Entries supplied Block Start

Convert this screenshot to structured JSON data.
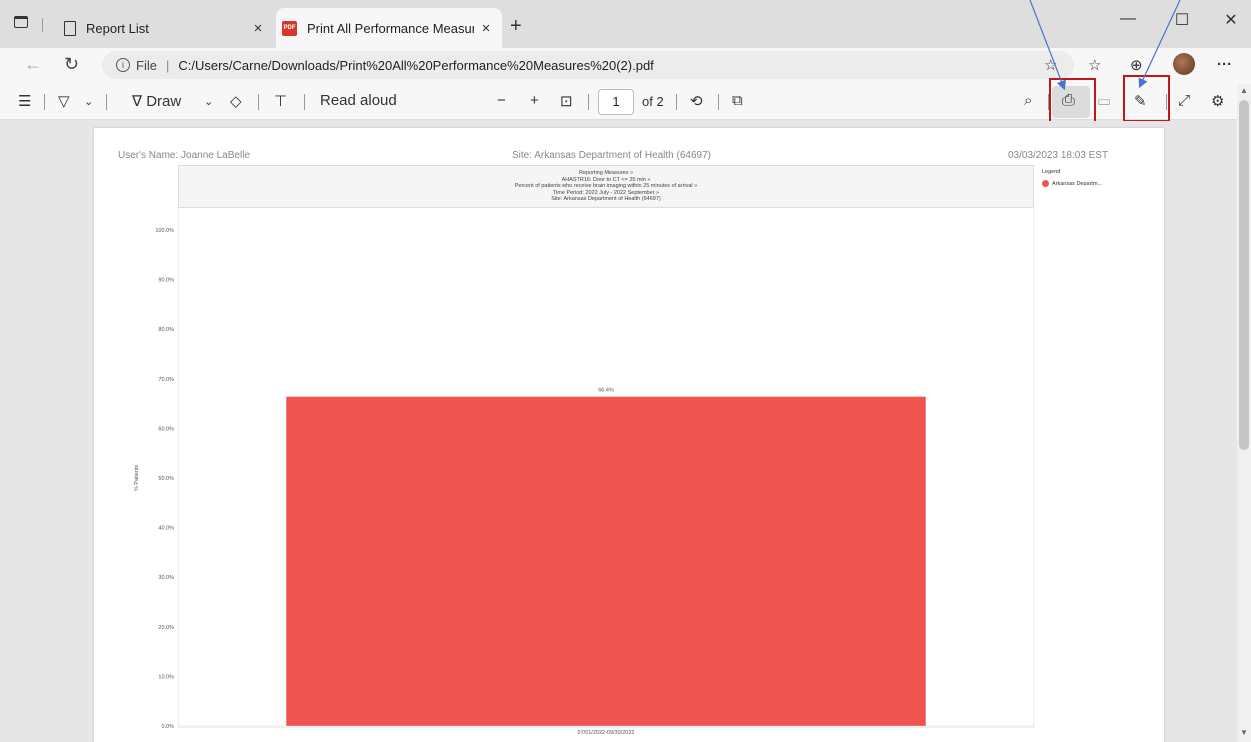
{
  "tabs": [
    {
      "title": "Report List",
      "close": "×"
    },
    {
      "title": "Print All Performance Measures (",
      "close": "×",
      "icon_text": "PDF"
    }
  ],
  "new_tab": "+",
  "window_controls": {
    "minimize": "—",
    "maximize": "☐",
    "close": "✕"
  },
  "address": {
    "scheme": "File",
    "separator": "|",
    "url": "C:/Users/Carne/Downloads/Print%20All%20Performance%20Measures%20(2).pdf"
  },
  "more_menu": "···",
  "toolbar": {
    "draw_label": "Draw",
    "read_aloud_label": "Read aloud",
    "zoom_out": "−",
    "zoom_in": "+",
    "page_current": "1",
    "page_total": "of 2"
  },
  "document": {
    "user_name": "User's Name: Joanne LaBelle",
    "site": "Site: Arkansas Department of Health (64697)",
    "timestamp": "03/03/2023 18:03 EST",
    "header_lines": [
      "Reporting Measures »",
      "AHASTR16: Door to CT <= 25 min »",
      "Percent of patients who receive brain imaging within 25 minutes of arrival »",
      "Time Period: 2022 July - 2022 September »",
      "Site: Arkansas Department of Health (64697)"
    ],
    "legend_title": "Legend",
    "legend_item": "Arkansas Departm..."
  },
  "chart_data": {
    "type": "bar",
    "categories": [
      "07/01/2022-09/30/2022"
    ],
    "series": [
      {
        "name": "Arkansas Departm...",
        "values": [
          66.4
        ]
      }
    ],
    "data_labels": [
      "66.4%"
    ],
    "ylabel": "% Patients",
    "ylim": [
      0,
      100
    ],
    "yticks": [
      "0.0%",
      "10.0%",
      "20.0%",
      "30.0%",
      "40.0%",
      "50.0%",
      "60.0%",
      "70.0%",
      "80.0%",
      "90.0%",
      "100.0%"
    ],
    "bar_color": "#ef5350",
    "grid": false
  },
  "colors": {
    "highlight": "#c0171c",
    "arrow": "#4a74c9"
  }
}
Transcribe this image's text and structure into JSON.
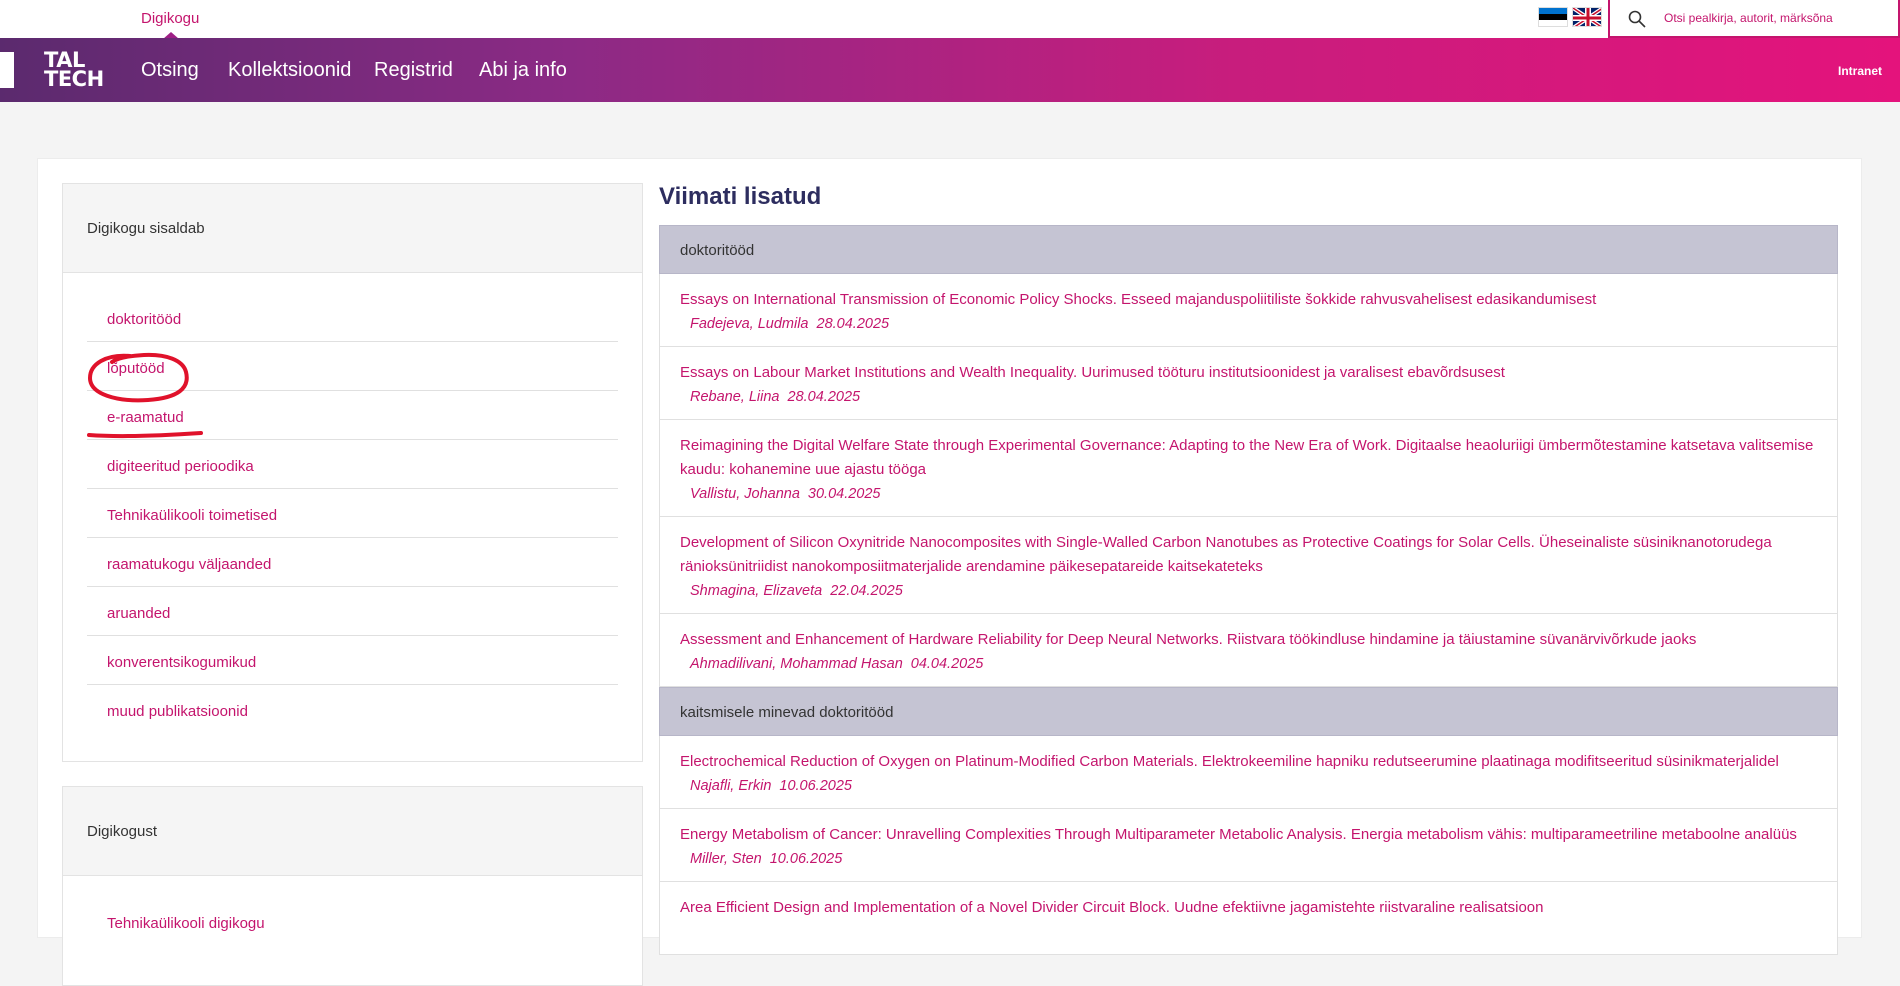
{
  "topbar": {
    "site_name": "Digikogu",
    "search_placeholder": "Otsi pealkirja, autorit, märksõna",
    "flags": [
      "estonian-flag",
      "english-flag"
    ]
  },
  "navbar": {
    "logo_line1": "TAL",
    "logo_line2": "TECH",
    "items": [
      "Otsing",
      "Kollektsioonid",
      "Registrid",
      "Abi ja info"
    ],
    "intranet": "Intranet"
  },
  "sidebar": {
    "panel1_title": "Digikogu sisaldab",
    "categories": [
      "doktoritööd",
      "lõputööd",
      "e-raamatud",
      "digiteeritud perioodika",
      "Tehnikaülikooli toimetised",
      "raamatukogu väljaanded",
      "aruanded",
      "konverentsikogumikud",
      "muud publikatsioonid"
    ],
    "panel2_title": "Digikogust",
    "panel2_link": "Tehnikaülikooli digikogu"
  },
  "main": {
    "title": "Viimati lisatud",
    "groups": [
      {
        "name": "doktoritööd",
        "items": [
          {
            "title": "Essays on International Transmission of Economic Policy Shocks. Esseed majanduspoliitiliste šokkide rahvusvahelisest edasikandumisest",
            "author": "Fadejeva, Ludmila",
            "date": "28.04.2025"
          },
          {
            "title": "Essays on Labour Market Institutions and Wealth Inequality. Uurimused tööturu institutsioonidest ja varalisest ebavõrdsusest",
            "author": "Rebane, Liina",
            "date": "28.04.2025"
          },
          {
            "title": "Reimagining the Digital Welfare State through Experimental Governance: Adapting to the New Era of Work. Digitaalse heaoluriigi ümbermõtestamine katsetava valitsemise kaudu: kohanemine uue ajastu tööga",
            "author": "Vallistu, Johanna",
            "date": "30.04.2025"
          },
          {
            "title": "Development of Silicon Oxynitride Nanocomposites with Single-Walled Carbon Nanotubes as Protective Coatings for Solar Cells. Üheseinaliste süsiniknanotorudega ränioksünitriidist nanokomposiitmaterjalide arendamine päikesepatareide kaitsekateteks",
            "author": "Shmagina, Elizaveta",
            "date": "22.04.2025"
          },
          {
            "title": "Assessment and Enhancement of Hardware Reliability for Deep Neural Networks. Riistvara töökindluse hindamine ja täiustamine süvanärvivõrkude jaoks",
            "author": "Ahmadilivani, Mohammad Hasan",
            "date": "04.04.2025"
          }
        ]
      },
      {
        "name": "kaitsmisele minevad doktoritööd",
        "items": [
          {
            "title": "Electrochemical Reduction of Oxygen on Platinum-Modified Carbon Materials. Elektrokeemiline hapniku redutseerumine plaatinaga modifitseeritud süsinikmaterjalidel",
            "author": "Najafli, Erkin",
            "date": "10.06.2025"
          },
          {
            "title": "Energy Metabolism of Cancer: Unravelling Complexities Through Multiparameter Metabolic Analysis. Energia metabolism vähis: multiparameetriline metaboolne analüüs",
            "author": "Miller, Sten",
            "date": "10.06.2025"
          },
          {
            "title": "Area Efficient Design and Implementation of a Novel Divider Circuit Block. Uudne efektiivne jagamistehte riistvaraline realisatsioon",
            "author": "",
            "date": ""
          }
        ]
      }
    ]
  },
  "colors": {
    "accent": "#c4156d",
    "title": "#2d2d5f",
    "group_header": "#c5c4d3",
    "annotation": "#e0122b"
  }
}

Entries supplied Block End

=== Task directions ===
Would you return the data above exactly as written, minus the images?

=== Completed task ===
Convert this screenshot to structured JSON data.
{
  "tabs": [
    {
      "title": "Report List",
      "close": "×"
    },
    {
      "title": "Print All Performance Measures (",
      "close": "×",
      "icon_text": "PDF"
    }
  ],
  "new_tab": "+",
  "window_controls": {
    "minimize": "—",
    "maximize": "☐",
    "close": "✕"
  },
  "address": {
    "scheme": "File",
    "separator": "|",
    "url": "C:/Users/Carne/Downloads/Print%20All%20Performance%20Measures%20(2).pdf"
  },
  "more_menu": "···",
  "toolbar": {
    "draw_label": "Draw",
    "read_aloud_label": "Read aloud",
    "zoom_out": "−",
    "zoom_in": "+",
    "page_current": "1",
    "page_total": "of 2"
  },
  "document": {
    "user_name": "User's Name: Joanne LaBelle",
    "site": "Site: Arkansas Department of Health (64697)",
    "timestamp": "03/03/2023 18:03 EST",
    "header_lines": [
      "Reporting Measures »",
      "AHASTR16: Door to CT <= 25 min »",
      "Percent of patients who receive brain imaging within 25 minutes of arrival »",
      "Time Period: 2022 July - 2022 September »",
      "Site: Arkansas Department of Health (64697)"
    ],
    "legend_title": "Legend",
    "legend_item": "Arkansas Departm..."
  },
  "chart_data": {
    "type": "bar",
    "categories": [
      "07/01/2022-09/30/2022"
    ],
    "series": [
      {
        "name": "Arkansas Departm...",
        "values": [
          66.4
        ]
      }
    ],
    "data_labels": [
      "66.4%"
    ],
    "ylabel": "% Patients",
    "ylim": [
      0,
      100
    ],
    "yticks": [
      "0.0%",
      "10.0%",
      "20.0%",
      "30.0%",
      "40.0%",
      "50.0%",
      "60.0%",
      "70.0%",
      "80.0%",
      "90.0%",
      "100.0%"
    ],
    "bar_color": "#ef5350",
    "grid": false
  },
  "colors": {
    "highlight": "#c0171c",
    "arrow": "#4a74c9"
  }
}
Transcribe this image's text and structure into JSON.
{
  "topbar": {
    "site_name": "Digikogu",
    "search_placeholder": "Otsi pealkirja, autorit, märksõna",
    "flags": [
      "estonian-flag",
      "english-flag"
    ]
  },
  "navbar": {
    "logo_line1": "TAL",
    "logo_line2": "TECH",
    "items": [
      "Otsing",
      "Kollektsioonid",
      "Registrid",
      "Abi ja info"
    ],
    "intranet": "Intranet"
  },
  "sidebar": {
    "panel1_title": "Digikogu sisaldab",
    "categories": [
      "doktoritööd",
      "lõputööd",
      "e-raamatud",
      "digiteeritud perioodika",
      "Tehnikaülikooli toimetised",
      "raamatukogu väljaanded",
      "aruanded",
      "konverentsikogumikud",
      "muud publikatsioonid"
    ],
    "panel2_title": "Digikogust",
    "panel2_link": "Tehnikaülikooli digikogu"
  },
  "main": {
    "title": "Viimati lisatud",
    "groups": [
      {
        "name": "doktoritööd",
        "items": [
          {
            "title": "Essays on International Transmission of Economic Policy Shocks. Esseed majanduspoliitiliste šokkide rahvusvahelisest edasikandumisest",
            "author": "Fadejeva, Ludmila",
            "date": "28.04.2025"
          },
          {
            "title": "Essays on Labour Market Institutions and Wealth Inequality. Uurimused tööturu institutsioonidest ja varalisest ebavõrdsusest",
            "author": "Rebane, Liina",
            "date": "28.04.2025"
          },
          {
            "title": "Reimagining the Digital Welfare State through Experimental Governance: Adapting to the New Era of Work. Digitaalse heaoluriigi ümbermõtestamine katsetava valitsemise kaudu: kohanemine uue ajastu tööga",
            "author": "Vallistu, Johanna",
            "date": "30.04.2025"
          },
          {
            "title": "Development of Silicon Oxynitride Nanocomposites with Single-Walled Carbon Nanotubes as Protective Coatings for Solar Cells. Üheseinaliste süsiniknanotorudega ränioksünitriidist nanokomposiitmaterjalide arendamine päikesepatareide kaitsekateteks",
            "author": "Shmagina, Elizaveta",
            "date": "22.04.2025"
          },
          {
            "title": "Assessment and Enhancement of Hardware Reliability for Deep Neural Networks. Riistvara töökindluse hindamine ja täiustamine süvanärvivõrkude jaoks",
            "author": "Ahmadilivani, Mohammad Hasan",
            "date": "04.04.2025"
          }
        ]
      },
      {
        "name": "kaitsmisele minevad doktoritööd",
        "items": [
          {
            "title": "Electrochemical Reduction of Oxygen on Platinum-Modified Carbon Materials. Elektrokeemiline hapniku redutseerumine plaatinaga modifitseeritud süsinikmaterjalidel",
            "author": "Najafli, Erkin",
            "date": "10.06.2025"
          },
          {
            "title": "Energy Metabolism of Cancer: Unravelling Complexities Through Multiparameter Metabolic Analysis. Energia metabolism vähis: multiparameetriline metaboolne analüüs",
            "author": "Miller, Sten",
            "date": "10.06.2025"
          },
          {
            "title": "Area Efficient Design and Implementation of a Novel Divider Circuit Block. Uudne efektiivne jagamistehte riistvaraline realisatsioon",
            "author": "",
            "date": ""
          }
        ]
      }
    ]
  },
  "colors": {
    "accent": "#c4156d",
    "title": "#2d2d5f",
    "group_header": "#c5c4d3",
    "annotation": "#e0122b"
  }
}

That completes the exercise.